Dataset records
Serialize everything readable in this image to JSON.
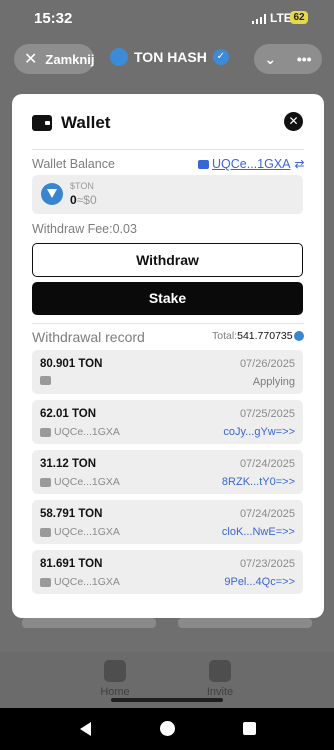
{
  "status_bar": {
    "time": "15:32",
    "network": "LTE",
    "battery": "62"
  },
  "app_bar": {
    "close_label": "Zamknij",
    "title": "TON HASH",
    "close_icon": "close-icon",
    "more_icon": "more-icon",
    "chevron_icon": "chevron-down-icon"
  },
  "bottom_nav": {
    "items": [
      {
        "label": "Home",
        "icon": "home-icon"
      },
      {
        "label": "Invite",
        "icon": "users-icon"
      }
    ]
  },
  "modal": {
    "title": "Wallet",
    "balance_label": "Wallet Balance",
    "address": "UQCe...1GXA",
    "swap_icon": "swap-icon",
    "currency": "$TON",
    "balance_value": "0",
    "balance_usd": "≈$0",
    "fee_label": "Withdraw Fee:0.03",
    "withdraw_label": "Withdraw",
    "stake_label": "Stake",
    "record_label": "Withdrawal record",
    "total_label": "Total:",
    "total_value": "541.770735",
    "records": [
      {
        "amount": "80.901 TON",
        "date": "07/26/2025",
        "source": "",
        "status": "Applying",
        "status_color": "#7d7d7d"
      },
      {
        "amount": "62.01 TON",
        "date": "07/25/2025",
        "source": "UQCe...1GXA",
        "status": "coJy...gYw=>>",
        "status_color": "#3866d6"
      },
      {
        "amount": "31.12 TON",
        "date": "07/24/2025",
        "source": "UQCe...1GXA",
        "status": "8RZK...tY0=>>",
        "status_color": "#3866d6"
      },
      {
        "amount": "58.791 TON",
        "date": "07/24/2025",
        "source": "UQCe...1GXA",
        "status": "cloK...NwE=>>",
        "status_color": "#3866d6"
      },
      {
        "amount": "81.691 TON",
        "date": "07/23/2025",
        "source": "UQCe...1GXA",
        "status": "9Pel...4Qc=>>",
        "status_color": "#3866d6"
      }
    ]
  }
}
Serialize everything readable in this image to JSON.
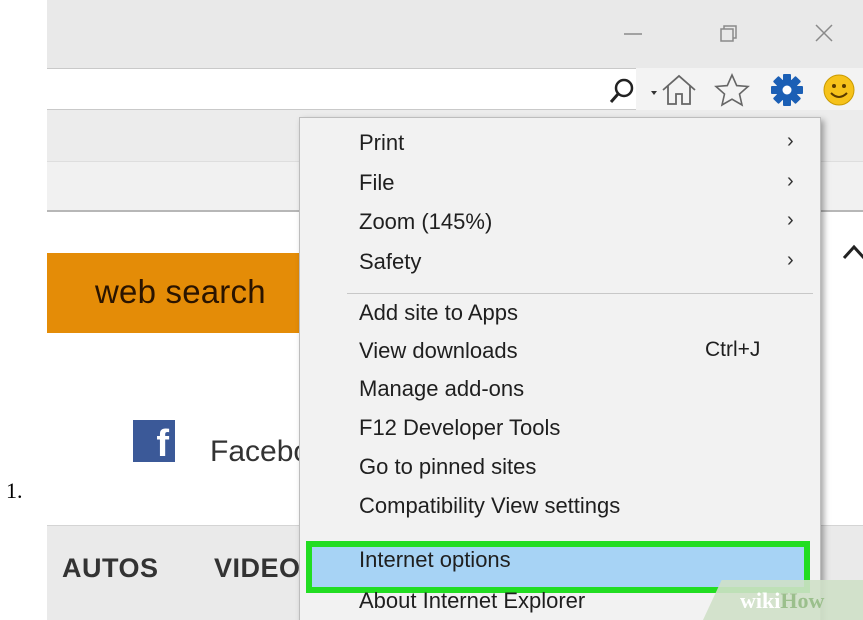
{
  "step": {
    "number": "1."
  },
  "window": {
    "controls": [
      "minimize-icon",
      "restore-icon",
      "close-icon"
    ],
    "toolbar_icons": [
      "search-icon",
      "chevron-down-icon",
      "home-icon",
      "star-icon",
      "gear-icon",
      "smiley-icon"
    ],
    "accent_gear": "#1b5fb5"
  },
  "page": {
    "search_button": "web search",
    "facebook_label": "Facebo",
    "nav": [
      "AUTOS",
      "VIDEO"
    ]
  },
  "menu": {
    "items": [
      {
        "label": "Print",
        "submenu": true
      },
      {
        "label": "File",
        "submenu": true
      },
      {
        "label": "Zoom (145%)",
        "submenu": true
      },
      {
        "label": "Safety",
        "submenu": true
      },
      {
        "label": "Add site to Apps"
      },
      {
        "label": "View downloads",
        "shortcut": "Ctrl+J"
      },
      {
        "label": "Manage add-ons"
      },
      {
        "label": "F12 Developer Tools"
      },
      {
        "label": "Go to pinned sites"
      },
      {
        "label": "Compatibility View settings"
      },
      {
        "label": "Internet options",
        "highlighted": true
      },
      {
        "label": "About Internet Explorer"
      }
    ],
    "highlight_color": "#22dd22"
  },
  "watermark": {
    "part1": "wiki",
    "part2": "How"
  }
}
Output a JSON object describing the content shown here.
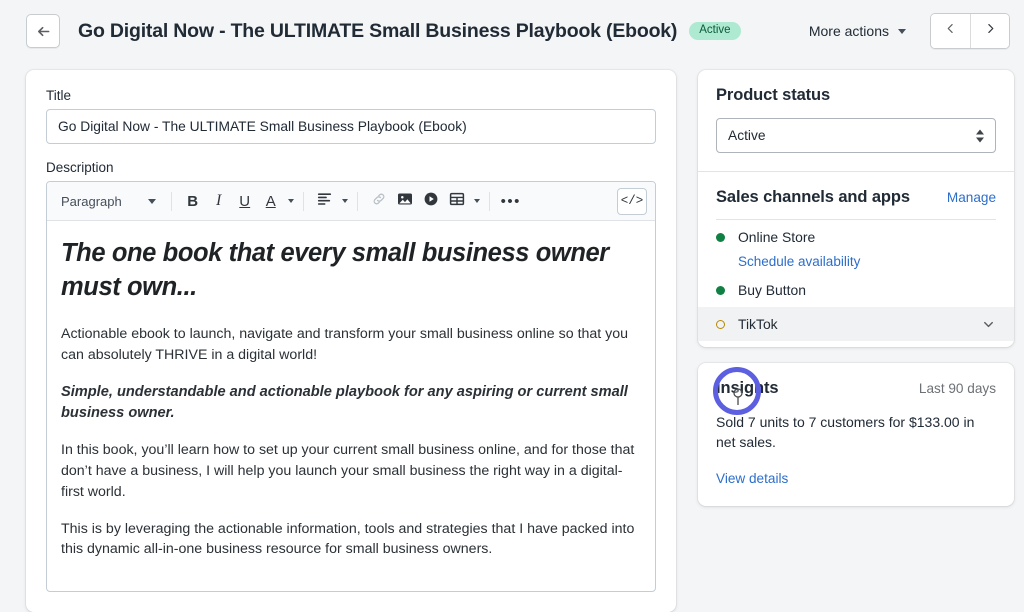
{
  "header": {
    "back_icon": "arrow-left-icon",
    "title": "Go Digital Now - The ULTIMATE Small Business Playbook (Ebook)",
    "status_badge": "Active",
    "more_actions_label": "More actions",
    "prev_icon": "chevron-left-icon",
    "next_icon": "chevron-right-icon"
  },
  "main": {
    "title_label": "Title",
    "title_value": "Go Digital Now - The ULTIMATE Small Business Playbook (Ebook)",
    "description_label": "Description",
    "toolbar": {
      "block_format": "Paragraph",
      "bold": "B",
      "italic": "I",
      "underline": "U",
      "text_color": "A",
      "align_icon": "align-left-icon",
      "link_icon": "link-icon",
      "image_icon": "image-icon",
      "video_icon": "video-icon",
      "table_icon": "table-icon",
      "more_icon": "ellipsis-icon",
      "more_label": "•••",
      "code_icon": "code-icon",
      "code_label": "</>"
    },
    "body": {
      "heading": "The one book that every small business owner must own...",
      "paragraph_1": "Actionable ebook to launch, navigate and transform your small business online so that you can absolutely THRIVE in a digital world!",
      "paragraph_2": "Simple, understandable and actionable playbook for any aspiring or current small business owner.",
      "paragraph_3": "In this book, you’ll learn how to set up your current small business online, and for those that don’t have a business, I will help you launch your small business the right way in a digital-first world.",
      "paragraph_4": "This is by leveraging the actionable information, tools and strategies that I have packed into this dynamic all-in-one business resource for small business owners."
    }
  },
  "sidebar": {
    "product_status": {
      "title": "Product status",
      "selected": "Active"
    },
    "sales_channels": {
      "title": "Sales channels and apps",
      "manage_label": "Manage",
      "items": [
        {
          "name": "Online Store",
          "status": "active",
          "sublink": "Schedule availability"
        },
        {
          "name": "Buy Button",
          "status": "active"
        },
        {
          "name": "TikTok",
          "status": "pending",
          "chevron_icon": "chevron-down-icon"
        }
      ]
    },
    "insights": {
      "title": "Insights",
      "range": "Last 90 days",
      "summary": "Sold 7 units to 7 customers for $133.00 in net sales.",
      "link": "View details"
    }
  },
  "overlay": {
    "click_ring_color": "#5b5fe0",
    "cursor_icon": "pointer-cursor"
  },
  "colors": {
    "page_bg": "#f4f5f6",
    "card_bg": "#ffffff",
    "text": "#212b36",
    "link": "#2c6ecb",
    "badge_bg": "#aee9d1",
    "badge_text": "#0b5c3a",
    "status_active": "#108043",
    "status_pending": "#b98900"
  }
}
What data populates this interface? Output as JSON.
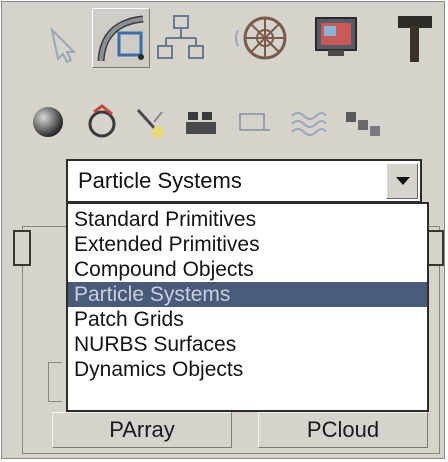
{
  "toolbar": {
    "tabs": [
      {
        "icon": "select-arrow-icon"
      },
      {
        "icon": "create-curve-icon",
        "active": true
      },
      {
        "icon": "hierarchy-icon"
      },
      {
        "icon": "motion-wheel-icon"
      },
      {
        "icon": "display-monitor-icon"
      },
      {
        "icon": "utilities-hammer-icon"
      }
    ]
  },
  "create_categories": [
    {
      "icon": "geometry-sphere-icon",
      "active": true
    },
    {
      "icon": "shapes-icon"
    },
    {
      "icon": "lights-icon"
    },
    {
      "icon": "cameras-icon"
    },
    {
      "icon": "helpers-icon"
    },
    {
      "icon": "space-warps-icon"
    },
    {
      "icon": "systems-icon"
    }
  ],
  "dropdown": {
    "selected": "Particle Systems",
    "options": [
      "Standard Primitives",
      "Extended Primitives",
      "Compound Objects",
      "Particle Systems",
      "Patch Grids",
      "NURBS Surfaces",
      "Dynamics Objects"
    ],
    "highlighted_index": 3
  },
  "object_buttons": [
    "PArray",
    "PCloud"
  ],
  "colors": {
    "panel_bg": "#d6d2cc",
    "highlight": "#4a5a7a"
  }
}
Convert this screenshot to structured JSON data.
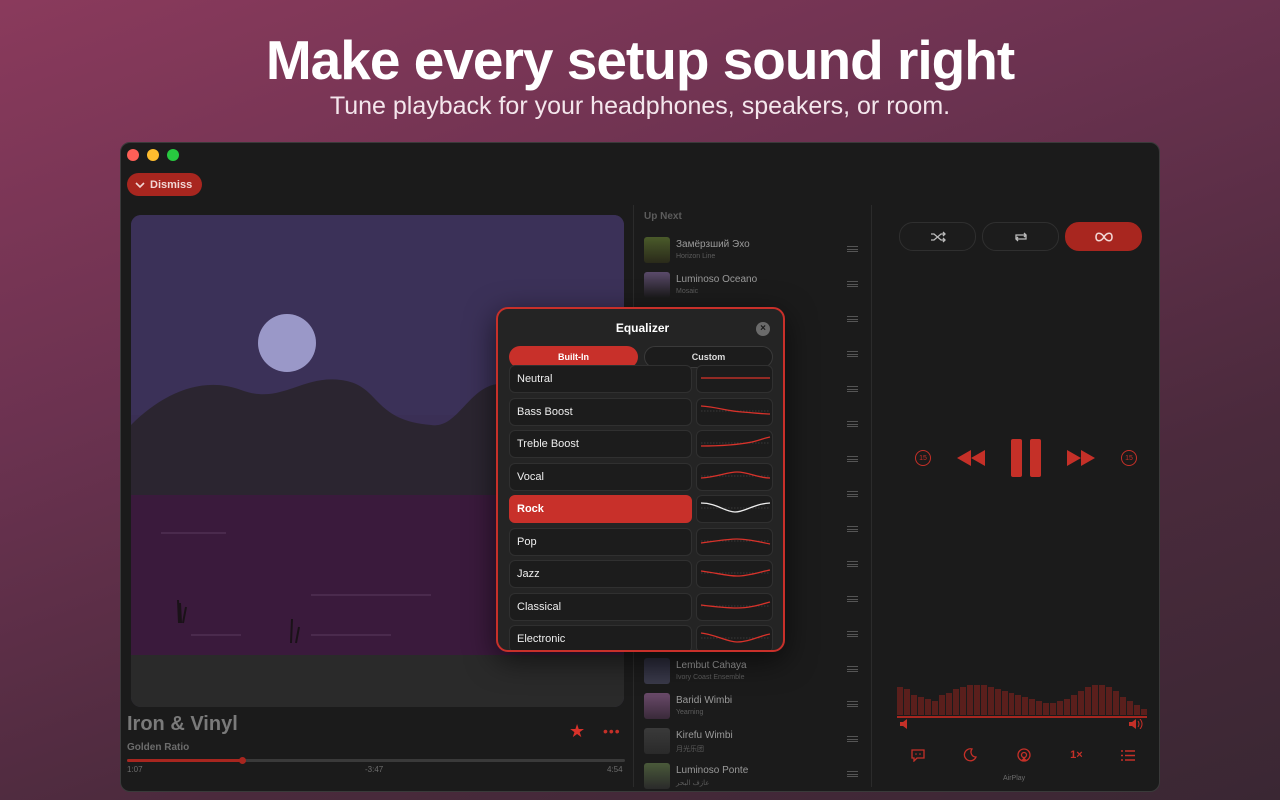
{
  "headline": "Make every setup sound right",
  "subline": "Tune playback for your headphones, speakers, or room.",
  "window": {
    "dismiss_label": "Dismiss",
    "now_playing": {
      "title": "Iron & Vinyl",
      "artist": "Golden Ratio",
      "elapsed": "1:07",
      "remaining": "-3:47",
      "duration": "4:54",
      "progress": 0.23
    },
    "up_next_label": "Up Next",
    "queue": [
      {
        "title": "Замёрзший Эхо",
        "artist": "Horizon Line"
      },
      {
        "title": "Luminoso Oceano",
        "artist": "Mosaic"
      },
      {
        "title": "Lembut Cahaya",
        "artist": "Ivory Coast Ensemble"
      },
      {
        "title": "Baridi Wimbi",
        "artist": "Yearning"
      },
      {
        "title": "Kirefu Wimbi",
        "artist": "月光乐团"
      },
      {
        "title": "Luminoso Ponte",
        "artist": "عازف البحر"
      }
    ],
    "airplay_label": "AirPlay",
    "speed_label": "1×",
    "skip_seconds": "15"
  },
  "equalizer": {
    "title": "Equalizer",
    "tabs": [
      "Built-In",
      "Custom"
    ],
    "active_tab": "Built-In",
    "presets": [
      "Neutral",
      "Bass Boost",
      "Treble Boost",
      "Vocal",
      "Rock",
      "Pop",
      "Jazz",
      "Classical",
      "Electronic"
    ],
    "selected_preset": "Rock"
  },
  "colors": {
    "accent": "#c8302a",
    "accent_dark": "#a8261f",
    "bg": "#1b1b1b"
  }
}
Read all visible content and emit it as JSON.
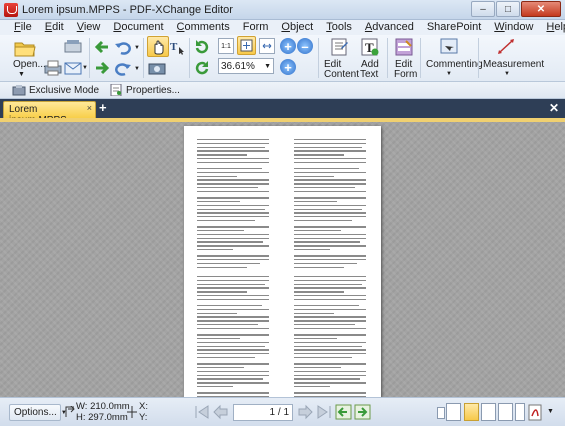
{
  "window": {
    "title": "Lorem ipsum.MPPS - PDF-XChange Editor",
    "minimize": "–",
    "maximize": "□",
    "close": "✕"
  },
  "menu": [
    {
      "u": "F",
      "rest": "ile"
    },
    {
      "u": "E",
      "rest": "dit"
    },
    {
      "u": "V",
      "rest": "iew"
    },
    {
      "u": "D",
      "rest": "ocument"
    },
    {
      "u": "C",
      "rest": "omments"
    },
    {
      "u": "",
      "rest": "Form"
    },
    {
      "u": "O",
      "rest": "bject"
    },
    {
      "u": "T",
      "rest": "ools"
    },
    {
      "u": "A",
      "rest": "dvanced"
    },
    {
      "u": "",
      "rest": "SharePoint"
    },
    {
      "u": "W",
      "rest": "indow"
    },
    {
      "u": "H",
      "rest": "elp"
    }
  ],
  "ribbon": {
    "open_label": "Open...",
    "zoom_value": "36.61%",
    "edit_content": [
      "Edit",
      "Content"
    ],
    "add_text": [
      "Add",
      "Text"
    ],
    "edit_form": [
      "Edit",
      "Form"
    ],
    "commenting": "Commenting",
    "measurement": "Measurement"
  },
  "toolbar2": {
    "exclusive_mode": "Exclusive Mode",
    "properties": "Properties..."
  },
  "tabs": {
    "active": "Lorem ipsum.MPPS",
    "close": "×",
    "add": "+",
    "close_all": "✕"
  },
  "statusbar": {
    "options": "Options...",
    "width": "W: 210.0mm",
    "height": "H: 297.0mm",
    "x": "X:",
    "y": "Y:",
    "page_current": "1",
    "page_total": "1"
  },
  "colors": {
    "tab_active": "#f8cf4a",
    "tabbar_bg": "#2e3e56",
    "doc_bg": "#a3a3a3"
  }
}
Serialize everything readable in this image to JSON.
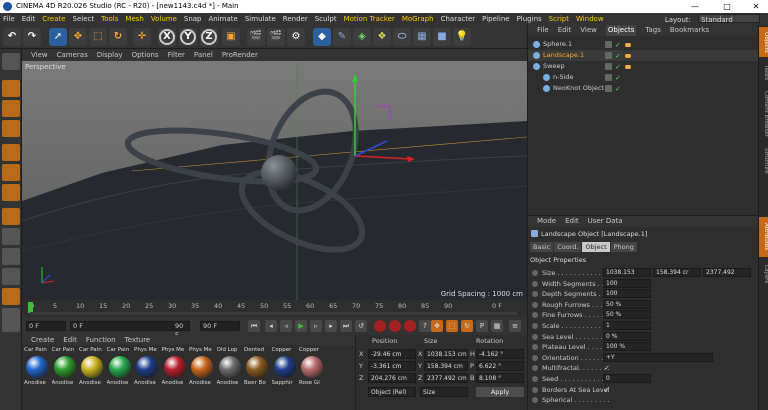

**What to produce:** Report only the number of lines that hold the word "Particle".

**Exercise result:** 2